Copy the data precisely, keeping every character.

* [Material for this task]
-- begin --
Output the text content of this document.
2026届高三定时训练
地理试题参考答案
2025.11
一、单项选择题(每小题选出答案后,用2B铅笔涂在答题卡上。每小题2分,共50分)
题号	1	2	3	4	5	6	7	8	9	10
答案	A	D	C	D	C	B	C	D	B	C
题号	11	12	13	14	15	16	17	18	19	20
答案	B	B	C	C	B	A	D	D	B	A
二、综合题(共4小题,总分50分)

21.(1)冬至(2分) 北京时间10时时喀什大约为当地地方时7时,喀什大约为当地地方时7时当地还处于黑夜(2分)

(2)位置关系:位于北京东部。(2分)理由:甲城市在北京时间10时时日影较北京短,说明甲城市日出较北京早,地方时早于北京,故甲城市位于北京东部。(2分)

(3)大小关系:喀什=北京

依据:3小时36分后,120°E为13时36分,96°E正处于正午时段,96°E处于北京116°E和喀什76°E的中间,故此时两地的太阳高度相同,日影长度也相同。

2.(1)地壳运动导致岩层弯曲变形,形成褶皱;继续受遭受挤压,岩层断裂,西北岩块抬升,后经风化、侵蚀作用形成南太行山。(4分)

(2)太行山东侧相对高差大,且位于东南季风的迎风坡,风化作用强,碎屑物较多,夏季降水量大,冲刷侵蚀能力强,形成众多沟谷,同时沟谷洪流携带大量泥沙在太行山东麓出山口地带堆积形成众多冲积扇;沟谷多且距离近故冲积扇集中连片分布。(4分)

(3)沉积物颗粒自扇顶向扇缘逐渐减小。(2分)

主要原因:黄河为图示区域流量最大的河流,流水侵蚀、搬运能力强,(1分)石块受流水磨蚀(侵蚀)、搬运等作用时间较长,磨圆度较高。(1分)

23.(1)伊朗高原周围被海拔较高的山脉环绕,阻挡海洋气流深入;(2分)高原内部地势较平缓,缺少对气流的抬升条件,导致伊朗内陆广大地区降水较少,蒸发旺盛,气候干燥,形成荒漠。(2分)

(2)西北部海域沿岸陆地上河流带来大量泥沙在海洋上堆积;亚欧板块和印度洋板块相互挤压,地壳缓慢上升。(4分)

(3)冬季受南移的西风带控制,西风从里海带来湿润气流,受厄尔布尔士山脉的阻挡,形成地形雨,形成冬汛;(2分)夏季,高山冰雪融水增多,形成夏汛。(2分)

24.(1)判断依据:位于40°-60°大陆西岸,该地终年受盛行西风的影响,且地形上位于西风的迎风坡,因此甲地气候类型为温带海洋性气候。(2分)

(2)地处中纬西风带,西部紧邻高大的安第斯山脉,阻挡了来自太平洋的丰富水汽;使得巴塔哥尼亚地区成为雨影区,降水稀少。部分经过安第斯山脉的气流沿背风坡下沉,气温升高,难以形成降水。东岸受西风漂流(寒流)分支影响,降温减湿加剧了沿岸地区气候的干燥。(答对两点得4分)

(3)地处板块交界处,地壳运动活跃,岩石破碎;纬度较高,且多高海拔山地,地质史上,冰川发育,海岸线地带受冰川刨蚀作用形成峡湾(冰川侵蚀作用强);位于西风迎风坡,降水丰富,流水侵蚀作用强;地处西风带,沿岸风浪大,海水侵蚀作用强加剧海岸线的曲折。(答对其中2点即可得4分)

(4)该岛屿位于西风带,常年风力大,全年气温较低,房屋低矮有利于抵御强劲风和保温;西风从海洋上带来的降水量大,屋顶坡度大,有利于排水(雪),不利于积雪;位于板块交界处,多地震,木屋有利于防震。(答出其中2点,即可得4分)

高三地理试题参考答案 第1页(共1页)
-- end --
* [Output below]
Output the text content of this document.
2026届高三定时训练
地理试题参考答案
2025.11
一、单项选择题(每小题选出答案后,用2B铅笔涂在答题卡上。每小题2分,共50分)
题号	1	2	3	4	5	6	7	8	9	10
答案	A	D	C	D	C	B	C	D	B	C
题号	11	12	13	14	15	16	17	18	19	20
答案	B	B	C	C	B	A	D	D	B	A
二、综合题(共4小题,总分50分)

21.(1)冬至(2分) 北京时间10时时喀什大约为当地地方时7时,喀什大约为当地地方时7时当地还处于黑夜(2分)

(2)位置关系:位于北京东部。(2分)理由:甲城市在北京时间10时时日影较北京短,说明甲城市日出较北京早,地方时早于北京,故甲城市位于北京东部。(2分)

(3)大小关系:喀什=北京

依据:3小时36分后,120°E为13时36分,96°E正处于正午时段,96°E处于北京116°E和喀什76°E的中间,故此时两地的太阳高度相同,日影长度也相同。

2.(1)地壳运动导致岩层弯曲变形,形成褶皱;继续受遭受挤压,岩层断裂,西北岩块抬升,后经风化、侵蚀作用形成南太行山。(4分)

(2)太行山东侧相对高差大,且位于东南季风的迎风坡,风化作用强,碎屑物较多,夏季降水量大,冲刷侵蚀能力强,形成众多沟谷,同时沟谷洪流携带大量泥沙在太行山东麓出山口地带堆积形成众多冲积扇;沟谷多且距离近故冲积扇集中连片分布。(4分)

(3)沉积物颗粒自扇顶向扇缘逐渐减小。(2分)

主要原因:黄河为图示区域流量最大的河流,流水侵蚀、搬运能力强,(1分)石块受流水磨蚀(侵蚀)、搬运等作用时间较长,磨圆度较高。(1分)

23.(1)伊朗高原周围被海拔较高的山脉环绕,阻挡海洋气流深入;(2分)高原内部地势较平缓,缺少对气流的抬升条件,导致伊朗内陆广大地区降水较少,蒸发旺盛,气候干燥,形成荒漠。(2分)

(2)西北部海域沿岸陆地上河流带来大量泥沙在海洋上堆积;亚欧板块和印度洋板块相互挤压,地壳缓慢上升。(4分)

(3)冬季受南移的西风带控制,西风从里海带来湿润气流,受厄尔布尔士山脉的阻挡,形成地形雨,形成冬汛;(2分)夏季,高山冰雪融水增多,形成夏汛。(2分)

24.(1)判断依据:位于40°-60°大陆西岸,该地终年受盛行西风的影响,且地形上位于西风的迎风坡,因此甲地气候类型为温带海洋性气候。(2分)

(2)地处中纬西风带,西部紧邻高大的安第斯山脉,阻挡了来自太平洋的丰富水汽;使得巴塔哥尼亚地区成为雨影区,降水稀少。部分经过安第斯山脉的气流沿背风坡下沉,气温升高,难以形成降水。东岸受西风漂流(寒流)分支影响,降温减湿加剧了沿岸地区气候的干燥。(答对两点得4分)

(3)地处板块交界处,地壳运动活跃,岩石破碎;纬度较高,且多高海拔山地,地质史上,冰川发育,海岸线地带受冰川刨蚀作用形成峡湾(冰川侵蚀作用强);位于西风迎风坡,降水丰富,流水侵蚀作用强;地处西风带,沿岸风浪大,海水侵蚀作用强加剧海岸线的曲折。(答对其中2点即可得4分)

(4)该岛屿位于西风带,常年风力大,全年气温较低,房屋低矮有利于抵御强劲风和保温;西风从海洋上带来的降水量大,屋顶坡度大,有利于排水(雪),不利于积雪;位于板块交界处,多地震,木屋有利于防震。(答出其中2点,即可得4分)

高三地理试题参考答案 第1页(共1页)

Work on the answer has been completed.